BEGIN Records shown

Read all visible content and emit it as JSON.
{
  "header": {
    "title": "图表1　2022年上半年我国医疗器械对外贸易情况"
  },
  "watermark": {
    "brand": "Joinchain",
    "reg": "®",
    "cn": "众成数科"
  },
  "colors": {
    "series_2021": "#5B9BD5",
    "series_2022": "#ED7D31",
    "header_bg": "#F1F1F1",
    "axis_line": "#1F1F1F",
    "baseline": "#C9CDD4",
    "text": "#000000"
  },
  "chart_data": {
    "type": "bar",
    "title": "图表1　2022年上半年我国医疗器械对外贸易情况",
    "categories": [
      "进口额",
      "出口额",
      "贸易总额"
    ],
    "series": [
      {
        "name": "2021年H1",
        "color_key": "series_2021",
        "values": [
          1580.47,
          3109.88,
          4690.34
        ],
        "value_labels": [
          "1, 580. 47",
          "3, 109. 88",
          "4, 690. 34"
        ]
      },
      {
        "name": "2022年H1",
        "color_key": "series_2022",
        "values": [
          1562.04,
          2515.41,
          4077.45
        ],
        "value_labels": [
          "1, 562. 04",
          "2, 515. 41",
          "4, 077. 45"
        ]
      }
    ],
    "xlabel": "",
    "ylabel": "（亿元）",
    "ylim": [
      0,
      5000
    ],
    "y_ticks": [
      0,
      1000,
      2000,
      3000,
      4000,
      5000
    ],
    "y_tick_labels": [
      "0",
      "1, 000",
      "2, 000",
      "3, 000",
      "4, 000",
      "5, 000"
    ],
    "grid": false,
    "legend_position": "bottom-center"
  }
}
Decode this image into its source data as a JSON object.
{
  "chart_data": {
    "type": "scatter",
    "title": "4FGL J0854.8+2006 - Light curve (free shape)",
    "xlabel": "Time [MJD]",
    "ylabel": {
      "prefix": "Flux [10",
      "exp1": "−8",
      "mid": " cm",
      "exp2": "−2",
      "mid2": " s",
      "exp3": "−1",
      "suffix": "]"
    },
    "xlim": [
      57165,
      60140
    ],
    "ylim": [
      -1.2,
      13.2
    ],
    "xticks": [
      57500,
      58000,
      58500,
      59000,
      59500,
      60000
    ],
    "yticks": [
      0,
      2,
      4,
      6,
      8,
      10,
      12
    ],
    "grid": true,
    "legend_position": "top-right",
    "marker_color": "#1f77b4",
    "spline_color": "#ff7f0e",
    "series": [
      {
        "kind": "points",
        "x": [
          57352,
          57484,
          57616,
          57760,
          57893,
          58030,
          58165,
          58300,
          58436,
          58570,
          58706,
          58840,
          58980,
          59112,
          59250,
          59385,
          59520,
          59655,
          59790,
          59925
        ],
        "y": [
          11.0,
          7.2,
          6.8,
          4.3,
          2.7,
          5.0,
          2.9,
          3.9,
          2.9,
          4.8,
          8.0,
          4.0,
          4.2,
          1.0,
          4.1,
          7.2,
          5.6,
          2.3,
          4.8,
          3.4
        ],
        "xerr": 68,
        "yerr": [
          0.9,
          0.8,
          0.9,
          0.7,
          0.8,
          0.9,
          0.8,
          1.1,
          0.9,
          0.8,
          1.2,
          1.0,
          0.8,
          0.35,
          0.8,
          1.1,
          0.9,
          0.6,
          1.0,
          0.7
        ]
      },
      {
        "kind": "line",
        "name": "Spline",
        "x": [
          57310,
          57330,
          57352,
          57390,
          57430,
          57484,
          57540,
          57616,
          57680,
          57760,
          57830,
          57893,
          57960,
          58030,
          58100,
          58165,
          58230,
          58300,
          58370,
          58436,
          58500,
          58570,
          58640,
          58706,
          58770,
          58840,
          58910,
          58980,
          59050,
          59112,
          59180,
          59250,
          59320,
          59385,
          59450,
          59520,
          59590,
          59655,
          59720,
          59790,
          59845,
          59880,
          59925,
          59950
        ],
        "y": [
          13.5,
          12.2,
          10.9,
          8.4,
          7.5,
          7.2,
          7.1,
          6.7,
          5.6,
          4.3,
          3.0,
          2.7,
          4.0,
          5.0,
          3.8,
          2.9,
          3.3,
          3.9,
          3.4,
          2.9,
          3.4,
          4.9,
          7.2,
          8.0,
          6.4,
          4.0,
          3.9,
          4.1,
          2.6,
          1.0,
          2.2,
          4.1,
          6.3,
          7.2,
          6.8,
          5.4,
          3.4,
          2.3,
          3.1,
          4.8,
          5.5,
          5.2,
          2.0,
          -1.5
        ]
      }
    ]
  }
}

END Records shown

■ **What the exercise asks**: The entries above must be returned exactly.

■ **Answer to this problem**:
Read all visible content and emit it as JSON.
{
  "header": {
    "title": "图表1　2022年上半年我国医疗器械对外贸易情况"
  },
  "watermark": {
    "brand": "Joinchain",
    "reg": "®",
    "cn": "众成数科"
  },
  "colors": {
    "series_2021": "#5B9BD5",
    "series_2022": "#ED7D31",
    "header_bg": "#F1F1F1",
    "axis_line": "#1F1F1F",
    "baseline": "#C9CDD4",
    "text": "#000000"
  },
  "chart_data": {
    "type": "bar",
    "title": "图表1　2022年上半年我国医疗器械对外贸易情况",
    "categories": [
      "进口额",
      "出口额",
      "贸易总额"
    ],
    "series": [
      {
        "name": "2021年H1",
        "color_key": "series_2021",
        "values": [
          1580.47,
          3109.88,
          4690.34
        ],
        "value_labels": [
          "1, 580. 47",
          "3, 109. 88",
          "4, 690. 34"
        ]
      },
      {
        "name": "2022年H1",
        "color_key": "series_2022",
        "values": [
          1562.04,
          2515.41,
          4077.45
        ],
        "value_labels": [
          "1, 562. 04",
          "2, 515. 41",
          "4, 077. 45"
        ]
      }
    ],
    "xlabel": "",
    "ylabel": "（亿元）",
    "ylim": [
      0,
      5000
    ],
    "y_ticks": [
      0,
      1000,
      2000,
      3000,
      4000,
      5000
    ],
    "y_tick_labels": [
      "0",
      "1, 000",
      "2, 000",
      "3, 000",
      "4, 000",
      "5, 000"
    ],
    "grid": false,
    "legend_position": "bottom-center"
  }
}
Decode this image into its source data as a JSON object.
{
  "chart_data": {
    "type": "scatter",
    "title": "4FGL J0854.8+2006 - Light curve (free shape)",
    "xlabel": "Time [MJD]",
    "ylabel": {
      "prefix": "Flux [10",
      "exp1": "−8",
      "mid": " cm",
      "exp2": "−2",
      "mid2": " s",
      "exp3": "−1",
      "suffix": "]"
    },
    "xlim": [
      57165,
      60140
    ],
    "ylim": [
      -1.2,
      13.2
    ],
    "xticks": [
      57500,
      58000,
      58500,
      59000,
      59500,
      60000
    ],
    "yticks": [
      0,
      2,
      4,
      6,
      8,
      10,
      12
    ],
    "grid": true,
    "legend_position": "top-right",
    "marker_color": "#1f77b4",
    "spline_color": "#ff7f0e",
    "series": [
      {
        "kind": "points",
        "x": [
          57352,
          57484,
          57616,
          57760,
          57893,
          58030,
          58165,
          58300,
          58436,
          58570,
          58706,
          58840,
          58980,
          59112,
          59250,
          59385,
          59520,
          59655,
          59790,
          59925
        ],
        "y": [
          11.0,
          7.2,
          6.8,
          4.3,
          2.7,
          5.0,
          2.9,
          3.9,
          2.9,
          4.8,
          8.0,
          4.0,
          4.2,
          1.0,
          4.1,
          7.2,
          5.6,
          2.3,
          4.8,
          3.4
        ],
        "xerr": 68,
        "yerr": [
          0.9,
          0.8,
          0.9,
          0.7,
          0.8,
          0.9,
          0.8,
          1.1,
          0.9,
          0.8,
          1.2,
          1.0,
          0.8,
          0.35,
          0.8,
          1.1,
          0.9,
          0.6,
          1.0,
          0.7
        ]
      },
      {
        "kind": "line",
        "name": "Spline",
        "x": [
          57310,
          57330,
          57352,
          57390,
          57430,
          57484,
          57540,
          57616,
          57680,
          57760,
          57830,
          57893,
          57960,
          58030,
          58100,
          58165,
          58230,
          58300,
          58370,
          58436,
          58500,
          58570,
          58640,
          58706,
          58770,
          58840,
          58910,
          58980,
          59050,
          59112,
          59180,
          59250,
          59320,
          59385,
          59450,
          59520,
          59590,
          59655,
          59720,
          59790,
          59845,
          59880,
          59925,
          59950
        ],
        "y": [
          13.5,
          12.2,
          10.9,
          8.4,
          7.5,
          7.2,
          7.1,
          6.7,
          5.6,
          4.3,
          3.0,
          2.7,
          4.0,
          5.0,
          3.8,
          2.9,
          3.3,
          3.9,
          3.4,
          2.9,
          3.4,
          4.9,
          7.2,
          8.0,
          6.4,
          4.0,
          3.9,
          4.1,
          2.6,
          1.0,
          2.2,
          4.1,
          6.3,
          7.2,
          6.8,
          5.4,
          3.4,
          2.3,
          3.1,
          4.8,
          5.5,
          5.2,
          2.0,
          -1.5
        ]
      }
    ]
  }
}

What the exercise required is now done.